• **Work to do**
Take the data below and repeat it exactly.

• **Input data**
........

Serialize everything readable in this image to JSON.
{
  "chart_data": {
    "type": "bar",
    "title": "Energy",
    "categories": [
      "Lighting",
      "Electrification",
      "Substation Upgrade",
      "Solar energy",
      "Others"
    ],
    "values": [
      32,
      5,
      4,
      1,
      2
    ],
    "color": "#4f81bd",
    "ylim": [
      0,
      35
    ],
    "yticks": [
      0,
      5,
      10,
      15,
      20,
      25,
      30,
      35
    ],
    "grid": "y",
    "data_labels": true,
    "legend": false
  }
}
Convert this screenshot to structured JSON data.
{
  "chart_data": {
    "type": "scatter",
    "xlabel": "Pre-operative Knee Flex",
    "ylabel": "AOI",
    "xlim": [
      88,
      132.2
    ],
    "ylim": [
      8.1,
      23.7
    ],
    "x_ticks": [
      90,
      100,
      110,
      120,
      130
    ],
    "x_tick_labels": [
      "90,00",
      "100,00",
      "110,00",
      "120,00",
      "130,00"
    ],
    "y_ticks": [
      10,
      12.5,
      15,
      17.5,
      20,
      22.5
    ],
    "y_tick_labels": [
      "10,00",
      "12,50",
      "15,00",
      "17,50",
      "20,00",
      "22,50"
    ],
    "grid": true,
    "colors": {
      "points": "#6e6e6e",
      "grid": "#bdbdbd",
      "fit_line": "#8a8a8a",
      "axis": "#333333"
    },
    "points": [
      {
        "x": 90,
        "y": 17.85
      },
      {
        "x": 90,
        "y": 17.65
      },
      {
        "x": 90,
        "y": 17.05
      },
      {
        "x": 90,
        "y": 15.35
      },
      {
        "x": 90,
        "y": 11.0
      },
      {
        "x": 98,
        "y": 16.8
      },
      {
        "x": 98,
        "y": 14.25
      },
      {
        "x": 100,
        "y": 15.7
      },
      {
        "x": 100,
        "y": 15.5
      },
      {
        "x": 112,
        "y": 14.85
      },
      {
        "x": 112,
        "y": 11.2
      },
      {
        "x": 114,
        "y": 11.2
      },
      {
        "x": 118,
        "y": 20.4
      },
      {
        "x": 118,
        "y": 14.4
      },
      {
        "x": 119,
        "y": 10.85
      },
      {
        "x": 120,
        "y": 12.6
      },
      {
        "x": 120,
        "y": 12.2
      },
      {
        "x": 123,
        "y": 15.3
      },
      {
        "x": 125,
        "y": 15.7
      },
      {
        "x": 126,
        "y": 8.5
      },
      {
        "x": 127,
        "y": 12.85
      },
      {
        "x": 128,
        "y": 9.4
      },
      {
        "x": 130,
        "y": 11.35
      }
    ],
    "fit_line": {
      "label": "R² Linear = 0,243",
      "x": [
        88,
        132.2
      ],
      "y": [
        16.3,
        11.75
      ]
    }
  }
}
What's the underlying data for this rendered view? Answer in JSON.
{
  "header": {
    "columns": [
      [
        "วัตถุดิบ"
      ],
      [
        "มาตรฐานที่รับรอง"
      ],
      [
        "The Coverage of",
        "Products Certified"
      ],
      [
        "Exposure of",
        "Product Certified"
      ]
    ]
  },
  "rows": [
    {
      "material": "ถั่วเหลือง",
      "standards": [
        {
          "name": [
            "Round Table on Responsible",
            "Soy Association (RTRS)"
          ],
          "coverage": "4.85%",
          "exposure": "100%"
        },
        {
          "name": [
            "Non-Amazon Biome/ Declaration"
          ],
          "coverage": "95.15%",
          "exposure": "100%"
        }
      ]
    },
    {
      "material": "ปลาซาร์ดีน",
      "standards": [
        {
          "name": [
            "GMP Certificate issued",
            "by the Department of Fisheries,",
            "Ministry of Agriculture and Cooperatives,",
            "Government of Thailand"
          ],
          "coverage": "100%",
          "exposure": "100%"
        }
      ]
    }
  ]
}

........

• **Result for this exercise**
Serialize everything readable in this image to JSON.
{
  "chart_data": {
    "type": "bar",
    "title": "Energy",
    "categories": [
      "Lighting",
      "Electrification",
      "Substation Upgrade",
      "Solar energy",
      "Others"
    ],
    "values": [
      32,
      5,
      4,
      1,
      2
    ],
    "color": "#4f81bd",
    "ylim": [
      0,
      35
    ],
    "yticks": [
      0,
      5,
      10,
      15,
      20,
      25,
      30,
      35
    ],
    "grid": "y",
    "data_labels": true,
    "legend": false
  }
}
Convert this screenshot to structured JSON data.
{
  "chart_data": {
    "type": "scatter",
    "xlabel": "Pre-operative Knee Flex",
    "ylabel": "AOI",
    "xlim": [
      88,
      132.2
    ],
    "ylim": [
      8.1,
      23.7
    ],
    "x_ticks": [
      90,
      100,
      110,
      120,
      130
    ],
    "x_tick_labels": [
      "90,00",
      "100,00",
      "110,00",
      "120,00",
      "130,00"
    ],
    "y_ticks": [
      10,
      12.5,
      15,
      17.5,
      20,
      22.5
    ],
    "y_tick_labels": [
      "10,00",
      "12,50",
      "15,00",
      "17,50",
      "20,00",
      "22,50"
    ],
    "grid": true,
    "colors": {
      "points": "#6e6e6e",
      "grid": "#bdbdbd",
      "fit_line": "#8a8a8a",
      "axis": "#333333"
    },
    "points": [
      {
        "x": 90,
        "y": 17.85
      },
      {
        "x": 90,
        "y": 17.65
      },
      {
        "x": 90,
        "y": 17.05
      },
      {
        "x": 90,
        "y": 15.35
      },
      {
        "x": 90,
        "y": 11.0
      },
      {
        "x": 98,
        "y": 16.8
      },
      {
        "x": 98,
        "y": 14.25
      },
      {
        "x": 100,
        "y": 15.7
      },
      {
        "x": 100,
        "y": 15.5
      },
      {
        "x": 112,
        "y": 14.85
      },
      {
        "x": 112,
        "y": 11.2
      },
      {
        "x": 114,
        "y": 11.2
      },
      {
        "x": 118,
        "y": 20.4
      },
      {
        "x": 118,
        "y": 14.4
      },
      {
        "x": 119,
        "y": 10.85
      },
      {
        "x": 120,
        "y": 12.6
      },
      {
        "x": 120,
        "y": 12.2
      },
      {
        "x": 123,
        "y": 15.3
      },
      {
        "x": 125,
        "y": 15.7
      },
      {
        "x": 126,
        "y": 8.5
      },
      {
        "x": 127,
        "y": 12.85
      },
      {
        "x": 128,
        "y": 9.4
      },
      {
        "x": 130,
        "y": 11.35
      }
    ],
    "fit_line": {
      "label": "R² Linear = 0,243",
      "x": [
        88,
        132.2
      ],
      "y": [
        16.3,
        11.75
      ]
    }
  }
}
What's the underlying data for this rendered view? Answer in JSON.
{
  "header": {
    "columns": [
      [
        "วัตถุดิบ"
      ],
      [
        "มาตรฐานที่รับรอง"
      ],
      [
        "The Coverage of",
        "Products Certified"
      ],
      [
        "Exposure of",
        "Product Certified"
      ]
    ]
  },
  "rows": [
    {
      "material": "ถั่วเหลือง",
      "standards": [
        {
          "name": [
            "Round Table on Responsible",
            "Soy Association (RTRS)"
          ],
          "coverage": "4.85%",
          "exposure": "100%"
        },
        {
          "name": [
            "Non-Amazon Biome/ Declaration"
          ],
          "coverage": "95.15%",
          "exposure": "100%"
        }
      ]
    },
    {
      "material": "ปลาซาร์ดีน",
      "standards": [
        {
          "name": [
            "GMP Certificate issued",
            "by the Department of Fisheries,",
            "Ministry of Agriculture and Cooperatives,",
            "Government of Thailand"
          ],
          "coverage": "100%",
          "exposure": "100%"
        }
      ]
    }
  ]
}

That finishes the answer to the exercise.